- WORK TO BE COMPLETED -
Copy out the lines that have "respect" in them.

- Figure data in JSON -
Start
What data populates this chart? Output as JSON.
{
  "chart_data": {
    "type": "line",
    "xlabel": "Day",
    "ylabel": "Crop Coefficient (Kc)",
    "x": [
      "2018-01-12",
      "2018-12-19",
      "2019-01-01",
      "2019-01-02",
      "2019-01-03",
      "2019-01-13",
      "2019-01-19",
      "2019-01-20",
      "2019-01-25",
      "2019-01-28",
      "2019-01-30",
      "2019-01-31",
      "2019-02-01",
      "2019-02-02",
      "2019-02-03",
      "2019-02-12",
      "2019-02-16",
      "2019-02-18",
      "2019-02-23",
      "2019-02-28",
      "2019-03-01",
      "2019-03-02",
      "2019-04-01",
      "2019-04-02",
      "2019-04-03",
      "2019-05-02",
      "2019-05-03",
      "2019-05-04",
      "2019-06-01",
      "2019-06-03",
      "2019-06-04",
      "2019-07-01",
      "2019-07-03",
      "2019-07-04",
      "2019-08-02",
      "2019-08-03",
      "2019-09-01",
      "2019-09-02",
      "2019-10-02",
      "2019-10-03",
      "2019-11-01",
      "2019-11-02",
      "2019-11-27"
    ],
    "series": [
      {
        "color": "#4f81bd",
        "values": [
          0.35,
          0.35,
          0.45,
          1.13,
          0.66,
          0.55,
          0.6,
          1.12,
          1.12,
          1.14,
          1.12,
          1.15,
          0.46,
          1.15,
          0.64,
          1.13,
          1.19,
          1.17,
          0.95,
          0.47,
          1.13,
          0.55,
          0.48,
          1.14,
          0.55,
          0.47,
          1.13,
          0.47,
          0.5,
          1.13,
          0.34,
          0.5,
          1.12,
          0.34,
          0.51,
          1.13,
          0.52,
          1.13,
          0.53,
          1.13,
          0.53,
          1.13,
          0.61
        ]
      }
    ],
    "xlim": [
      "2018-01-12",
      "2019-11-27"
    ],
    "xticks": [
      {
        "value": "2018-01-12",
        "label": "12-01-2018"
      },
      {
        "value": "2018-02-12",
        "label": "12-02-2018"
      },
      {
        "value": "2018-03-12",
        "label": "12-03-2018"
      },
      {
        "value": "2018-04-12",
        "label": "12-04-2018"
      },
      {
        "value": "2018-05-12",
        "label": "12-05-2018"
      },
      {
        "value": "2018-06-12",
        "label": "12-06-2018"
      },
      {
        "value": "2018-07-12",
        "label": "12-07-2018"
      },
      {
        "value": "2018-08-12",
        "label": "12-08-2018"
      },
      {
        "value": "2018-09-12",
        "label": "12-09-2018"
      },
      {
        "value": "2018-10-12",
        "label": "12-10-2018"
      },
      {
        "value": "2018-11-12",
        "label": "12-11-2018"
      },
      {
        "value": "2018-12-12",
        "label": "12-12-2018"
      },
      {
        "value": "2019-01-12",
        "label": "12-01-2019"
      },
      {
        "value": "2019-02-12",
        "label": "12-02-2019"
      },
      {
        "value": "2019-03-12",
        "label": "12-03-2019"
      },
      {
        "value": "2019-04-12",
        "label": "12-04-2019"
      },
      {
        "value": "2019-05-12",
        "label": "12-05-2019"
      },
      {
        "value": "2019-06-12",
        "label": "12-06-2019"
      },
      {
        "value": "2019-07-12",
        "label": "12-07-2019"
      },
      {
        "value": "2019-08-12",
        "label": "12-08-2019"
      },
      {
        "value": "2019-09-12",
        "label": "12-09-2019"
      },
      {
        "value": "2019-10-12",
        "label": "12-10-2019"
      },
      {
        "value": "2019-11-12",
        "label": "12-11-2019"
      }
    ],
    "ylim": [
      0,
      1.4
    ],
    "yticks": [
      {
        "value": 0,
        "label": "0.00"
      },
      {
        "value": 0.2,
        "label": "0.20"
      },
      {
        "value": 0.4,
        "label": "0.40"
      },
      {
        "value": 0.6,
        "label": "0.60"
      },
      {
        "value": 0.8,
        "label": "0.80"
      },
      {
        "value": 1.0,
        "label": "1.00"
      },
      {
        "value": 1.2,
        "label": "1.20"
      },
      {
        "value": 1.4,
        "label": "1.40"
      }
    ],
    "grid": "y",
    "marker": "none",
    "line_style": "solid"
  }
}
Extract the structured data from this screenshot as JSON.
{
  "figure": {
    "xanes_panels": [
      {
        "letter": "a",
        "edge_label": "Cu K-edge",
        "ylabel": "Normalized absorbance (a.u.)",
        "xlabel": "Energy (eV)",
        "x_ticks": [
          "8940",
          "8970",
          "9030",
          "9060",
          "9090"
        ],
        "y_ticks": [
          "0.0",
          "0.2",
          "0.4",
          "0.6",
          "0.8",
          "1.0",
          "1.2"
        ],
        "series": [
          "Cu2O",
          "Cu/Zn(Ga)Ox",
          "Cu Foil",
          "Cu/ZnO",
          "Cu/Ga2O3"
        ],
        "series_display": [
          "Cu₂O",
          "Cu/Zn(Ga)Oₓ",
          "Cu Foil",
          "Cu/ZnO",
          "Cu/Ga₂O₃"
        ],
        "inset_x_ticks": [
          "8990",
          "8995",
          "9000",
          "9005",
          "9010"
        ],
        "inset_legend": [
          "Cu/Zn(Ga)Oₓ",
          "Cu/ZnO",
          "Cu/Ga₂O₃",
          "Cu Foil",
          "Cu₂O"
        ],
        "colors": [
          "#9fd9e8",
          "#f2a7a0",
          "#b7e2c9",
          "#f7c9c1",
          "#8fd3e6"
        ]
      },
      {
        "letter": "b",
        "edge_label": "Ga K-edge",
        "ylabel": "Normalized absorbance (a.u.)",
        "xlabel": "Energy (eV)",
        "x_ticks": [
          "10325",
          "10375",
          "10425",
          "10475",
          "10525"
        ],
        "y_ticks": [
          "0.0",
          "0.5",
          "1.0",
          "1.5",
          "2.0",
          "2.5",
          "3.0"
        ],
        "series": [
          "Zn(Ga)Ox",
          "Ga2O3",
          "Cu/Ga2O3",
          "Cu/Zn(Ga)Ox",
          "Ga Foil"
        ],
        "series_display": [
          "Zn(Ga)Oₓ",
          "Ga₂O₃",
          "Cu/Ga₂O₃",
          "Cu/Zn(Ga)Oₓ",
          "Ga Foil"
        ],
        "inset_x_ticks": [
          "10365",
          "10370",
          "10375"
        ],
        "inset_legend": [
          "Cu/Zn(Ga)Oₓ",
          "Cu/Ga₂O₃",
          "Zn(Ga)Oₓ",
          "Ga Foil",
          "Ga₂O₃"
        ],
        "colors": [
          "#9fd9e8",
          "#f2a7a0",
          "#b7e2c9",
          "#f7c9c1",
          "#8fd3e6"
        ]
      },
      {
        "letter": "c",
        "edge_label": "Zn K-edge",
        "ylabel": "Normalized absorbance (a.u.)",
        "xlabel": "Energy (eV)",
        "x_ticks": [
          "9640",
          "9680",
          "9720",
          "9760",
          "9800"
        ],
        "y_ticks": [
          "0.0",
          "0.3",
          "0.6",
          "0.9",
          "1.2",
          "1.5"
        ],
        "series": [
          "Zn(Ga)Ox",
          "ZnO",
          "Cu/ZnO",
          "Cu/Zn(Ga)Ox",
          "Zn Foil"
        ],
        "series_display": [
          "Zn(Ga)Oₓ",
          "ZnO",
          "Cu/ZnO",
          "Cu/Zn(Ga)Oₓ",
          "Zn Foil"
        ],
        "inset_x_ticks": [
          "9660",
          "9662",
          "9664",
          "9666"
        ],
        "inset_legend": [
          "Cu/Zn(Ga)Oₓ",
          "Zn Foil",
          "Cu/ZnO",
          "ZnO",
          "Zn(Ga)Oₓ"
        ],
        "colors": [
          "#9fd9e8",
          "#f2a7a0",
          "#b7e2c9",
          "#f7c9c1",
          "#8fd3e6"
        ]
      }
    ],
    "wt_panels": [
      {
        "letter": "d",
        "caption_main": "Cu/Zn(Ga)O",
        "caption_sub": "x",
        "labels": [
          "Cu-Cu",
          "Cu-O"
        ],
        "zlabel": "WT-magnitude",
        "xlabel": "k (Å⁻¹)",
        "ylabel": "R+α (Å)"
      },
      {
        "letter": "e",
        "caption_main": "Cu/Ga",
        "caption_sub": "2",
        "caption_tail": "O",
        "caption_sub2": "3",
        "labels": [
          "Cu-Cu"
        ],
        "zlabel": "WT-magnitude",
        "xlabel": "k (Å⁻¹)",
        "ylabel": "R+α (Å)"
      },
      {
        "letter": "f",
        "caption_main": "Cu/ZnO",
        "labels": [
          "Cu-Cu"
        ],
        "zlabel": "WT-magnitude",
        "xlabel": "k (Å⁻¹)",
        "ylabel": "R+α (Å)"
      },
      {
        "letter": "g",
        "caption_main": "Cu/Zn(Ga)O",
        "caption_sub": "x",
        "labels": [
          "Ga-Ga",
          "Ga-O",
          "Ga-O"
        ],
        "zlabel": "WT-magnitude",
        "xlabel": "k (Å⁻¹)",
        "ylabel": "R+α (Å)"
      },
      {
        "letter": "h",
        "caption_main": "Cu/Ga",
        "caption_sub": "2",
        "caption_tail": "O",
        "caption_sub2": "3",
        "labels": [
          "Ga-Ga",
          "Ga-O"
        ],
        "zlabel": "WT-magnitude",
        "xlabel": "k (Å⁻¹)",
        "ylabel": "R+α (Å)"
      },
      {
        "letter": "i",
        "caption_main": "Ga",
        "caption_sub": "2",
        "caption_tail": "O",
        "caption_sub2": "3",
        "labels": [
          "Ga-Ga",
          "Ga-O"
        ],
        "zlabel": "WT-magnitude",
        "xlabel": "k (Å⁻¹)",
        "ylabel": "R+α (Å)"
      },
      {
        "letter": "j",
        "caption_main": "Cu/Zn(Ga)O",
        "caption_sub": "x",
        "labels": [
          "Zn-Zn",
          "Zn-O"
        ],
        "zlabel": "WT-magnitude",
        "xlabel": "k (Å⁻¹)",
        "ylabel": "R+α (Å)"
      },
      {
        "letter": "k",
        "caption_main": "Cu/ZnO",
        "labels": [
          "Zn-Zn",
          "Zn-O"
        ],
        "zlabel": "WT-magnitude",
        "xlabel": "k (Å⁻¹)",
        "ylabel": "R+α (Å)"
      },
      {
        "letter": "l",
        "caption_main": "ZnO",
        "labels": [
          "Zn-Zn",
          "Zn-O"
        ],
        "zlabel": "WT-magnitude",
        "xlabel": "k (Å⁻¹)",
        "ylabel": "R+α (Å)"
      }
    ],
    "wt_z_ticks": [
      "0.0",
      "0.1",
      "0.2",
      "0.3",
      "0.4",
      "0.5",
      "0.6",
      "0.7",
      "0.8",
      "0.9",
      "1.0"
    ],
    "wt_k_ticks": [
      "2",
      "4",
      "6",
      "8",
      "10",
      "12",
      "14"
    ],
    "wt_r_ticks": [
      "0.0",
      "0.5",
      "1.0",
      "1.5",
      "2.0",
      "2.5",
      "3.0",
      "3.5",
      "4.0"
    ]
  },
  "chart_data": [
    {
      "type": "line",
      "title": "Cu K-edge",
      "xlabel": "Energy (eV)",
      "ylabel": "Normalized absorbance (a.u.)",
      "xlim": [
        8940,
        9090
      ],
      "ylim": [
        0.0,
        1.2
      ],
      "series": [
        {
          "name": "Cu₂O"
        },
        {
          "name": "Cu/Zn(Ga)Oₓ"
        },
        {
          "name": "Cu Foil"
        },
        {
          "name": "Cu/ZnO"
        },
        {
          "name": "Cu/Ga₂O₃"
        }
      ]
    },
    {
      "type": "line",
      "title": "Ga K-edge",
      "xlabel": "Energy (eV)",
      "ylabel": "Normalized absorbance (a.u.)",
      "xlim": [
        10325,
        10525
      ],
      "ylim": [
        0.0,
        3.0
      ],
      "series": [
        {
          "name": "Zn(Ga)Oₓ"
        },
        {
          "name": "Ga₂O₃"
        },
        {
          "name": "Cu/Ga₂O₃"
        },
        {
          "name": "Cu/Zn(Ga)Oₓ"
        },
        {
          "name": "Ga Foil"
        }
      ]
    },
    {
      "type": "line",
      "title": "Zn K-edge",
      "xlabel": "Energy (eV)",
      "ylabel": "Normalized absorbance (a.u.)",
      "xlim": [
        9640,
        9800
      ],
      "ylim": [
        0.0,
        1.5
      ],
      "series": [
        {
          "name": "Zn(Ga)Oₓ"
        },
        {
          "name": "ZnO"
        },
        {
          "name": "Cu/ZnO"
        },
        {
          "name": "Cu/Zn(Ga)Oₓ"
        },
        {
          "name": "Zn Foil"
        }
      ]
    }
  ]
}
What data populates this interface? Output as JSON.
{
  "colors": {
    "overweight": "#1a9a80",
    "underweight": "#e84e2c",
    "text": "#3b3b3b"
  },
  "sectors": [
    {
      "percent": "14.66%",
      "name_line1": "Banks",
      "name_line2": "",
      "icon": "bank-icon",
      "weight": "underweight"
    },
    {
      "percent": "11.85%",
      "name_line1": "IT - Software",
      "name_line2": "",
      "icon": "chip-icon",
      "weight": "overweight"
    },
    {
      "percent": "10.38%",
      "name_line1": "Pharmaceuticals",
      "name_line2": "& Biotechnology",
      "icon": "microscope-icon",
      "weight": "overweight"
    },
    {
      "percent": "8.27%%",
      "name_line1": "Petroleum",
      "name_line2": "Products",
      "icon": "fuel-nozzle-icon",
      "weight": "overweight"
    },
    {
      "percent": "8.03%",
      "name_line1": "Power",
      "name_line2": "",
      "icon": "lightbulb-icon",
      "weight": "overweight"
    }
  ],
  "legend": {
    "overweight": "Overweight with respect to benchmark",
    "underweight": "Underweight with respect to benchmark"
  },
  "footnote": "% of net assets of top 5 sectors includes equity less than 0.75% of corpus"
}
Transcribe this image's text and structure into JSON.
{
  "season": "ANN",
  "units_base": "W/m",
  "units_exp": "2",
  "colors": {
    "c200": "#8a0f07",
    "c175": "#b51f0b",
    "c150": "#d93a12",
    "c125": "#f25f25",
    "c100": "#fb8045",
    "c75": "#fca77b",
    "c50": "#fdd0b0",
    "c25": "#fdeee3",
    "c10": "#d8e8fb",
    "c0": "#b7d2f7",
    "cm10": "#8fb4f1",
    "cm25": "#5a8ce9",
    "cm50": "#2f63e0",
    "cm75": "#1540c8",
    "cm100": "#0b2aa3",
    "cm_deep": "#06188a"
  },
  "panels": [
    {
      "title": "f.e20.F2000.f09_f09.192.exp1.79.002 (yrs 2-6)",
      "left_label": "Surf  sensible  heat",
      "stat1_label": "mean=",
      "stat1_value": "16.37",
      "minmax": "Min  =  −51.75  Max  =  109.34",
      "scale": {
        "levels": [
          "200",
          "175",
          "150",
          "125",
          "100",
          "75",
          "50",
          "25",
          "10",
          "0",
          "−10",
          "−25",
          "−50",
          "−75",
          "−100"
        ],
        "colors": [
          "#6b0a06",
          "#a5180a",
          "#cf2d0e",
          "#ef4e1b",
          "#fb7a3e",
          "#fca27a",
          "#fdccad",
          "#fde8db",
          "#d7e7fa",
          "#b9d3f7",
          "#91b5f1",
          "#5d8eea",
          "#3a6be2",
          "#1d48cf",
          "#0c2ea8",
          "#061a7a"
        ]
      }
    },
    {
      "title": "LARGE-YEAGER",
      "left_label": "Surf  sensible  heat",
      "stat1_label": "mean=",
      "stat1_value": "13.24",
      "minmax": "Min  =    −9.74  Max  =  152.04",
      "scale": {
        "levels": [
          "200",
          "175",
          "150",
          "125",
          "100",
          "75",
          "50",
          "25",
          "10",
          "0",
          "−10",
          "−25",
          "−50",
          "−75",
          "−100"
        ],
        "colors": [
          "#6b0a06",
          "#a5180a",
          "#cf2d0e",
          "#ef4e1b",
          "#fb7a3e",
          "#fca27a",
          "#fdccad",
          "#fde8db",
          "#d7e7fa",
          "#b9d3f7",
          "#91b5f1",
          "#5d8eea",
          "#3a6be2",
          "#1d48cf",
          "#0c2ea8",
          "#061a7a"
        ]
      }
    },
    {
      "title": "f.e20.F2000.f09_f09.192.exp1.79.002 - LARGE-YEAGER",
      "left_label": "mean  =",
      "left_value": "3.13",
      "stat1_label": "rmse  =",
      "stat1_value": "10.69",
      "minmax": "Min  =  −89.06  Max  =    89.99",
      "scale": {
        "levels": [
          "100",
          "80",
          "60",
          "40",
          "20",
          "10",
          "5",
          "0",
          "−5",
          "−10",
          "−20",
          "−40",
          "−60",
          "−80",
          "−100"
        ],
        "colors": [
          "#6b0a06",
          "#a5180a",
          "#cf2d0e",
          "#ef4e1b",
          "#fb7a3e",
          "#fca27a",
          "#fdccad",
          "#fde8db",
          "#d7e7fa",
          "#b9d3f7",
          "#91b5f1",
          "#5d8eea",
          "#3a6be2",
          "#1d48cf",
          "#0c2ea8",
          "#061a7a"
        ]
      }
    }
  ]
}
End
- PROBLEM SOLUTION -
    "overweight": "Overweight with respect to benchmark",
    "underweight": "Underweight with respect to benchmark"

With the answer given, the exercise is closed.